*Goal of the exercise*.
Exactly repeat all the records below, omitting the images they hold.

Data records
---------------
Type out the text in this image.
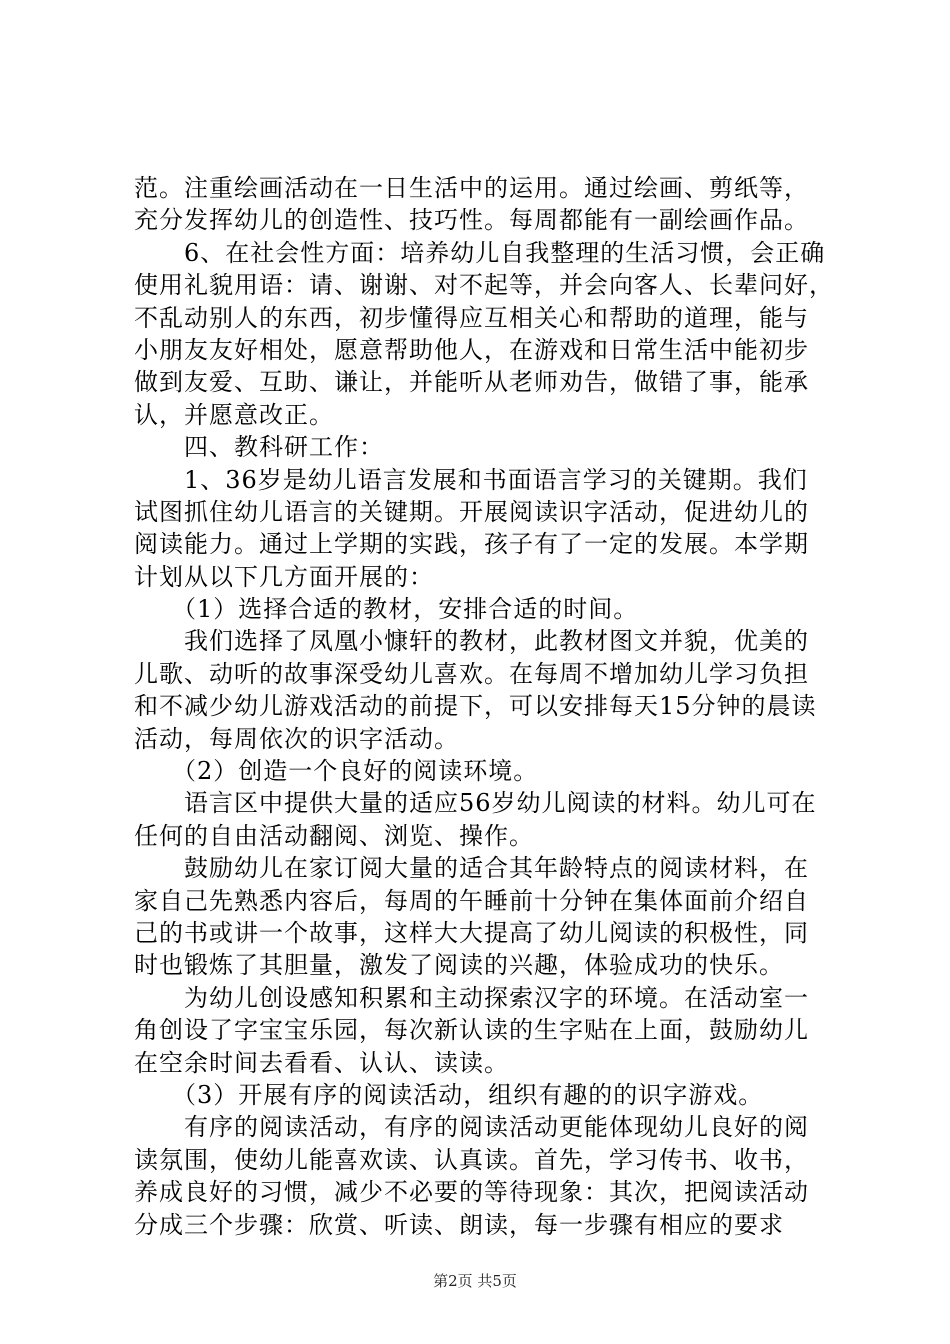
范。注重绘画活动在一日生活中的运用。通过绘画、剪纸等，
充分发挥幼儿的创造性、技巧性。每周都能有一副绘画作品。
　　6、在社会性方面：培养幼儿自我整理的生活习惯，会正确
使用礼貌用语：请、谢谢、对不起等，并会向客人、长辈问好，
不乱动别人的东西，初步懂得应互相关心和帮助的道理，能与
小朋友友好相处，愿意帮助他人，在游戏和日常生活中能初步
做到友爱、互助、谦让，并能听从老师劝告，做错了事，能承
认，并愿意改正。
　　四、教科研工作：
　　1、36岁是幼儿语言发展和书面语言学习的关键期。我们
试图抓住幼儿语言的关键期。开展阅读识字活动，促进幼儿的
阅读能力。通过上学期的实践，孩子有了一定的发展。本学期
计划从以下几方面开展的：
　　（1）选择合适的教材，安排合适的时间。
　　我们选择了凤凰小慷轩的教材，此教材图文并貌，优美的
儿歌、动听的故事深受幼儿喜欢。在每周不增加幼儿学习负担
和不减少幼儿游戏活动的前提下，可以安排每天15分钟的晨读
活动，每周依次的识字活动。
　　（2）创造一个良好的阅读环境。
　　语言区中提供大量的适应56岁幼儿阅读的材料。幼儿可在
任何的自由活动翻阅、浏览、操作。
　　鼓励幼儿在家订阅大量的适合其年龄特点的阅读材料，在
家自己先熟悉内容后，每周的午睡前十分钟在集体面前介绍自
己的书或讲一个故事，这样大大提高了幼儿阅读的积极性，同
时也锻炼了其胆量，激发了阅读的兴趣，体验成功的快乐。
　　为幼儿创设感知积累和主动探索汉字的环境。在活动室一
角创设了字宝宝乐园，每次新认读的生字贴在上面，鼓励幼儿
在空余时间去看看、认认、读读。
　　（3）开展有序的阅读活动，组织有趣的的识字游戏。
　　有序的阅读活动，有序的阅读活动更能体现幼儿良好的阅
读氛围，使幼儿能喜欢读、认真读。首先，学习传书、收书，
养成良好的习惯，减少不必要的等待现象：其次，把阅读活动
分成三个步骤：欣赏、听读、朗读，每一步骤有相应的要求
第2页 共5页
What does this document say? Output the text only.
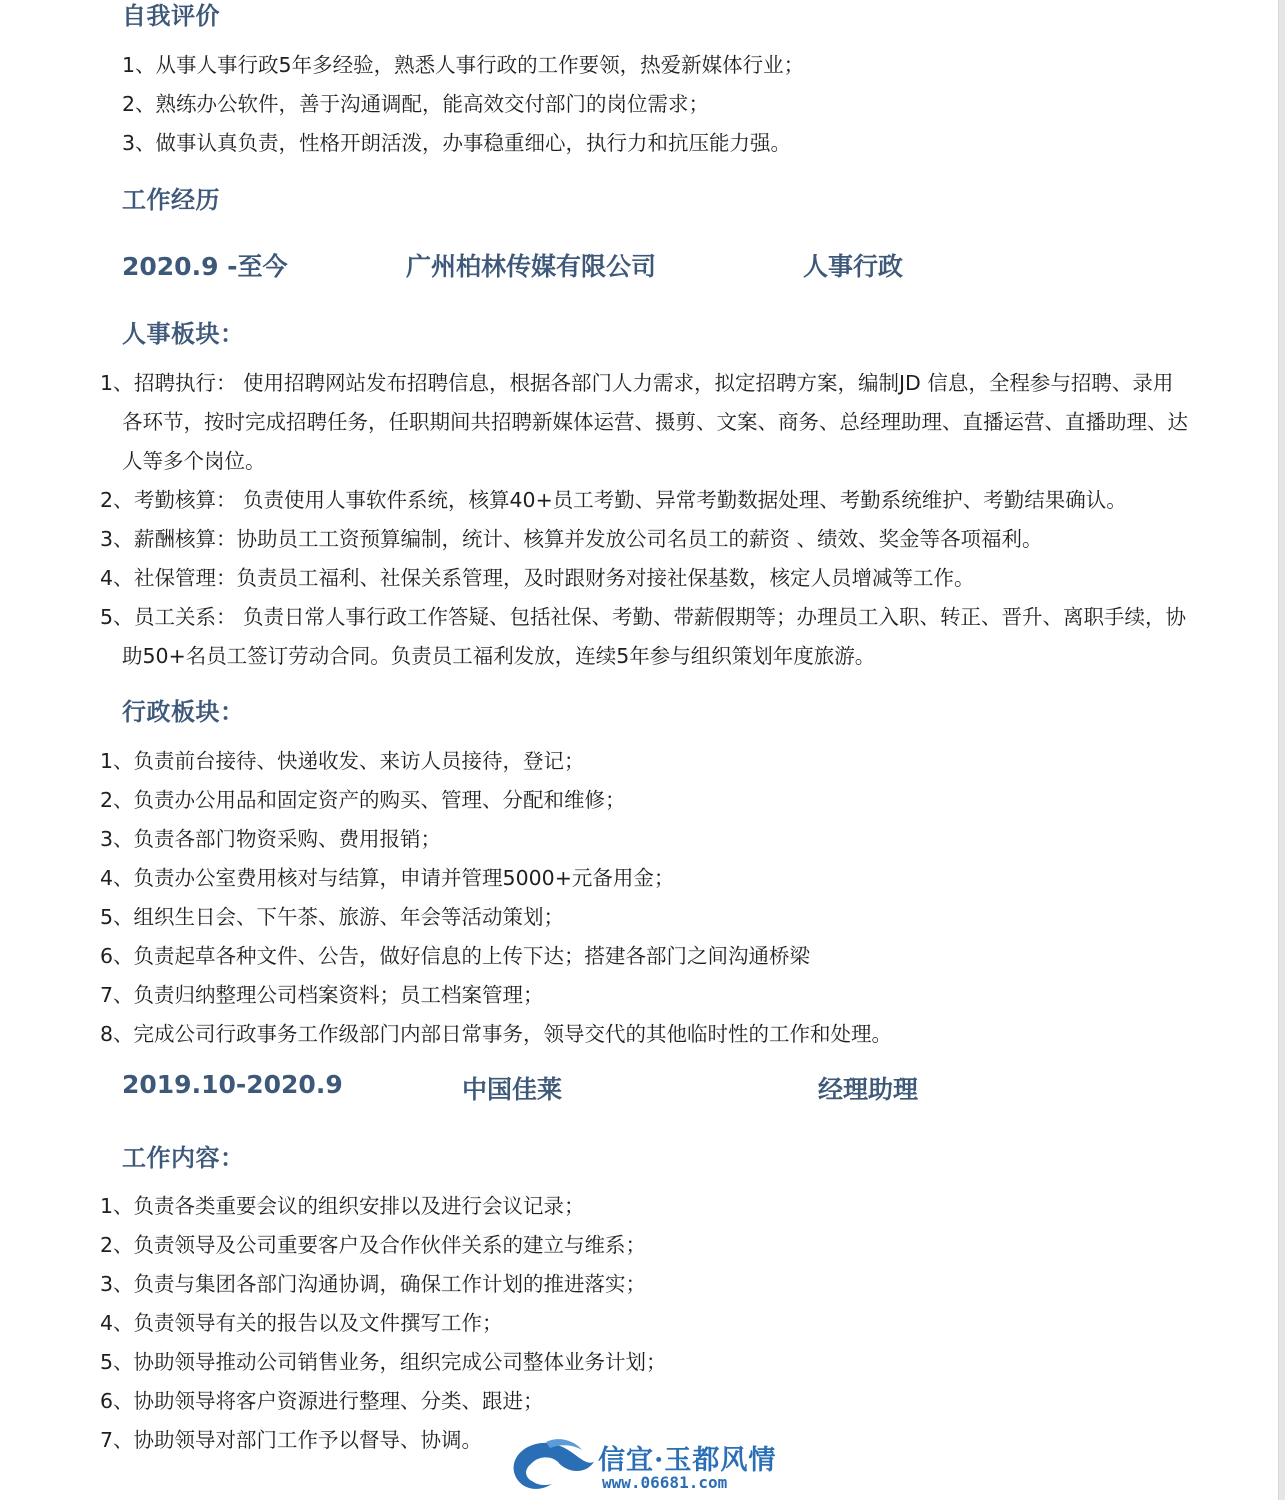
自我评价
1、从事人事行政5年多经验，熟悉人事行政的工作要领，热爱新媒体行业；
2、熟练办公软件，善于沟通调配，能高效交付部门的岗位需求；
3、做事认真负责，性格开朗活泼，办事稳重细心，执行力和抗压能力强。
工作经历
2020.9 -至今	广州柏林传媒有限公司	人事行政
人事板块：
1、 招聘执行： 使用招聘网站发布招聘信息，根据各部门人力需求，拟定招聘方案，编制JD 信息，全程参与招聘、录用各环节，按时完成招聘任务，任职期间共招聘新媒体运营、摄剪、文案、商务、总经理助理、直播运营、直播助理、达人等多个岗位。
2、 考勤核算： 负责使用人事软件系统，核算40+员工考勤、异常考勤数据处理、考勤系统维护、考勤结果确认。
3、 薪酬核算：协助员工工资预算编制，统计、核算并发放公司名员工的薪资 、绩效、奖金等各项福利。
4、 社保管理：负责员工福利、社保关系管理，及时跟财务对接社保基数，核定人员增减等工作。
5、 员工关系： 负责日常人事行政工作答疑、包括社保、考勤、带薪假期等；办理员工入职、转正、晋升、离职手续，协助50+名员工签订劳动合同。负责员工福利发放，连续5年参与组织策划年度旅游。
行政板块：
1、负责前台接待、快递收发、来访人员接待，登记；
2、负责办公用品和固定资产的购买、管理、分配和维修；
3、负责各部门物资采购、费用报销；
4、负责办公室费用核对与结算，申请并管理5000+元备用金；
5、组织生日会、下午茶、旅游、年会等活动策划；
6、负责起草各种文件、公告，做好信息的上传下达；搭建各部门之间沟通桥梁
7、负责归纳整理公司档案资料；员工档案管理；
8、完成公司行政事务工作级部门内部日常事务，领导交代的其他临时性的工作和处理。
2019.10-2020.9	中国佳莱	经理助理
工作内容：
1、负责各类重要会议的组织安排以及进行会议记录；
2、负责领导及公司重要客户及合作伙伴关系的建立与维系；
3、负责与集团各部门沟通协调，确保工作计划的推进落实；
4、负责领导有关的报告以及文件撰写工作；
5、协助领导推动公司销售业务，组织完成公司整体业务计划；
6、协助领导将客户资源进行整理、分类、跟进；
7、协助领导对部门工作予以督导、协调。
信宜·玉都风情
www.06681.com
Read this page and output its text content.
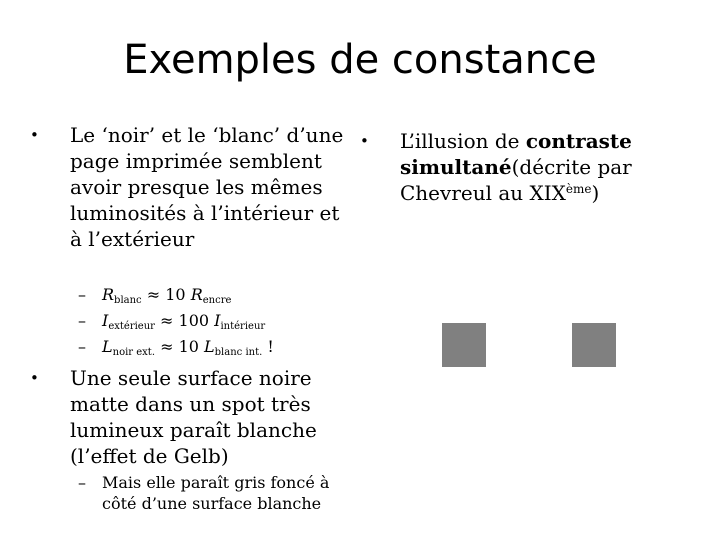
Exemples de constance
• Le ‘noir’ et le ‘blanc’ d’une page imprimée semblent avoir presque les mêmes luminosités à l’intérieur et à l’extérieur
– $R_{blanc} \approx 10$ $R_{encre}$
– $I_{extérieur} \approx 100$ $I_{intérieur}$
– $L_{noir ext.} \approx 10$ $L_{blanc int.}$ !
• Une seule surface noire matte dans un spot très lumineux paraît blanche (l’effet de Gelb)
– Mais elle paraît gris foncé à côté d’une surface blanche
• L’illusion de contraste simultané(décrite par Chevreul au XIXème)
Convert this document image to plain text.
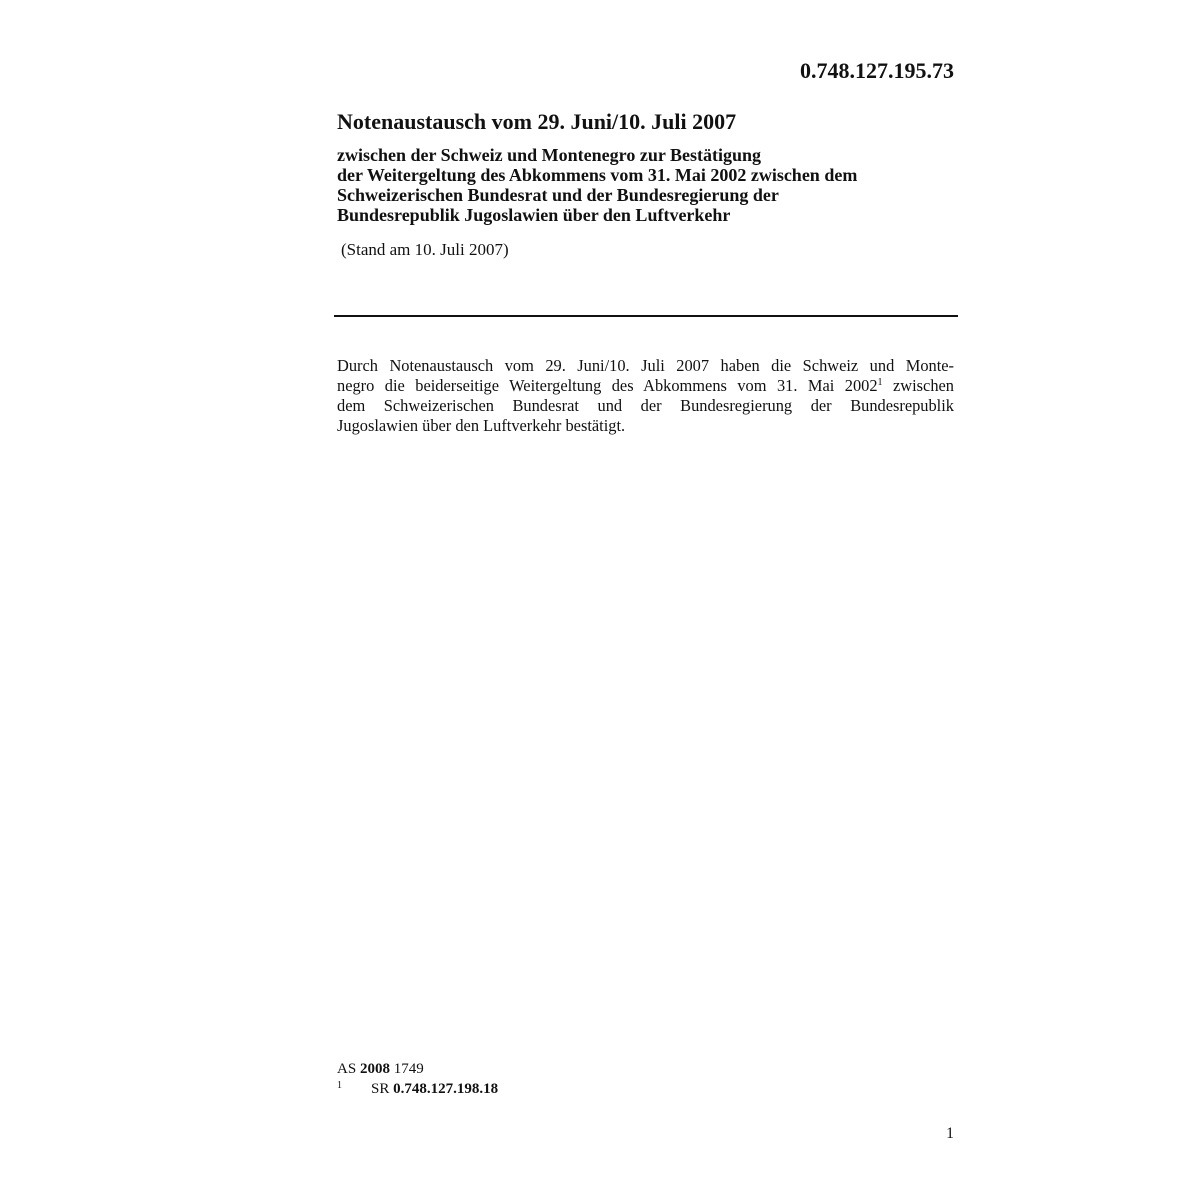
0.748.127.195.73
Notenaustausch vom 29. Juni/10. Juli 2007
zwischen der Schweiz und Montenegro zur Bestätigung
der Weitergeltung des Abkommens vom 31. Mai 2002 zwischen dem
Schweizerischen Bundesrat und der Bundesregierung der
Bundesrepublik Jugoslawien über den Luftverkehr
(Stand am 10. Juli 2007)
Durch Notenaustausch vom 29. Juni/10. Juli 2007 haben die Schweiz und Monte-
negro die beiderseitige Weitergeltung des Abkommens vom 31. Mai 2002$^1$ zwischen
dem Schweizerischen Bundesrat und der Bundesregierung der Bundesrepublik
Jugoslawien über den Luftverkehr bestätigt.
AS 2008 1749
1 SR 0.748.127.198.18
1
---------------
*Solution*.
Type out the text in this image.
范。注重绘画活动在一日生活中的运用。通过绘画、剪纸等，
充分发挥幼儿的创造性、技巧性。每周都能有一副绘画作品。
　　6、在社会性方面：培养幼儿自我整理的生活习惯，会正确
使用礼貌用语：请、谢谢、对不起等，并会向客人、长辈问好，
不乱动别人的东西，初步懂得应互相关心和帮助的道理，能与
小朋友友好相处，愿意帮助他人，在游戏和日常生活中能初步
做到友爱、互助、谦让，并能听从老师劝告，做错了事，能承
认，并愿意改正。
　　四、教科研工作：
　　1、36岁是幼儿语言发展和书面语言学习的关键期。我们
试图抓住幼儿语言的关键期。开展阅读识字活动，促进幼儿的
阅读能力。通过上学期的实践，孩子有了一定的发展。本学期
计划从以下几方面开展的：
　　（1）选择合适的教材，安排合适的时间。
　　我们选择了凤凰小慷轩的教材，此教材图文并貌，优美的
儿歌、动听的故事深受幼儿喜欢。在每周不增加幼儿学习负担
和不减少幼儿游戏活动的前提下，可以安排每天15分钟的晨读
活动，每周依次的识字活动。
　　（2）创造一个良好的阅读环境。
　　语言区中提供大量的适应56岁幼儿阅读的材料。幼儿可在
任何的自由活动翻阅、浏览、操作。
　　鼓励幼儿在家订阅大量的适合其年龄特点的阅读材料，在
家自己先熟悉内容后，每周的午睡前十分钟在集体面前介绍自
己的书或讲一个故事，这样大大提高了幼儿阅读的积极性，同
时也锻炼了其胆量，激发了阅读的兴趣，体验成功的快乐。
　　为幼儿创设感知积累和主动探索汉字的环境。在活动室一
角创设了字宝宝乐园，每次新认读的生字贴在上面，鼓励幼儿
在空余时间去看看、认认、读读。
　　（3）开展有序的阅读活动，组织有趣的的识字游戏。
　　有序的阅读活动，有序的阅读活动更能体现幼儿良好的阅
读氛围，使幼儿能喜欢读、认真读。首先，学习传书、收书，
养成良好的习惯，减少不必要的等待现象：其次，把阅读活动
分成三个步骤：欣赏、听读、朗读，每一步骤有相应的要求
第2页 共5页
What does this document say? Output the text only.
自我评价
1、从事人事行政5年多经验，熟悉人事行政的工作要领，热爱新媒体行业；
2、熟练办公软件，善于沟通调配，能高效交付部门的岗位需求；
3、做事认真负责，性格开朗活泼，办事稳重细心，执行力和抗压能力强。
工作经历
2020.9 -至今	广州柏林传媒有限公司	人事行政
人事板块：
1、 招聘执行： 使用招聘网站发布招聘信息，根据各部门人力需求，拟定招聘方案，编制JD 信息，全程参与招聘、录用各环节，按时完成招聘任务，任职期间共招聘新媒体运营、摄剪、文案、商务、总经理助理、直播运营、直播助理、达人等多个岗位。
2、 考勤核算： 负责使用人事软件系统，核算40+员工考勤、异常考勤数据处理、考勤系统维护、考勤结果确认。
3、 薪酬核算：协助员工工资预算编制，统计、核算并发放公司名员工的薪资 、绩效、奖金等各项福利。
4、 社保管理：负责员工福利、社保关系管理，及时跟财务对接社保基数，核定人员增减等工作。
5、 员工关系： 负责日常人事行政工作答疑、包括社保、考勤、带薪假期等；办理员工入职、转正、晋升、离职手续，协助50+名员工签订劳动合同。负责员工福利发放，连续5年参与组织策划年度旅游。
行政板块：
1、负责前台接待、快递收发、来访人员接待，登记；
2、负责办公用品和固定资产的购买、管理、分配和维修；
3、负责各部门物资采购、费用报销；
4、负责办公室费用核对与结算，申请并管理5000+元备用金；
5、组织生日会、下午茶、旅游、年会等活动策划；
6、负责起草各种文件、公告，做好信息的上传下达；搭建各部门之间沟通桥梁
7、负责归纳整理公司档案资料；员工档案管理；
8、完成公司行政事务工作级部门内部日常事务，领导交代的其他临时性的工作和处理。
2019.10-2020.9	中国佳莱	经理助理
工作内容：
1、负责各类重要会议的组织安排以及进行会议记录；
2、负责领导及公司重要客户及合作伙伴关系的建立与维系；
3、负责与集团各部门沟通协调，确保工作计划的推进落实；
4、负责领导有关的报告以及文件撰写工作；
5、协助领导推动公司销售业务，组织完成公司整体业务计划；
6、协助领导将客户资源进行整理、分类、跟进；
7、协助领导对部门工作予以督导、协调。
信宜·玉都风情
www.06681.com
Read this page and output its text content.
Exemples de constance
• Le ‘noir’ et le ‘blanc’ d’une page imprimée semblent avoir presque les mêmes luminosités à l’intérieur et à l’extérieur
– $R_{blanc} \approx 10$ $R_{encre}$
– $I_{extérieur} \approx 100$ $I_{intérieur}$
– $L_{noir ext.} \approx 10$ $L_{blanc int.}$ !
• Une seule surface noire matte dans un spot très lumineux paraît blanche (l’effet de Gelb)
– Mais elle paraît gris foncé à côté d’une surface blanche
• L’illusion de contraste simultané(décrite par Chevreul au XIXème)
Convert this document image to plain text.
0.748.127.195.73
Notenaustausch vom 29. Juni/10. Juli 2007
zwischen der Schweiz und Montenegro zur Bestätigung
der Weitergeltung des Abkommens vom 31. Mai 2002 zwischen dem
Schweizerischen Bundesrat und der Bundesregierung der
Bundesrepublik Jugoslawien über den Luftverkehr
(Stand am 10. Juli 2007)
Durch Notenaustausch vom 29. Juni/10. Juli 2007 haben die Schweiz und Monte-
negro die beiderseitige Weitergeltung des Abkommens vom 31. Mai 2002$^1$ zwischen
dem Schweizerischen Bundesrat und der Bundesregierung der Bundesrepublik
Jugoslawien über den Luftverkehr bestätigt.
AS 2008 1749
1 SR 0.748.127.198.18
1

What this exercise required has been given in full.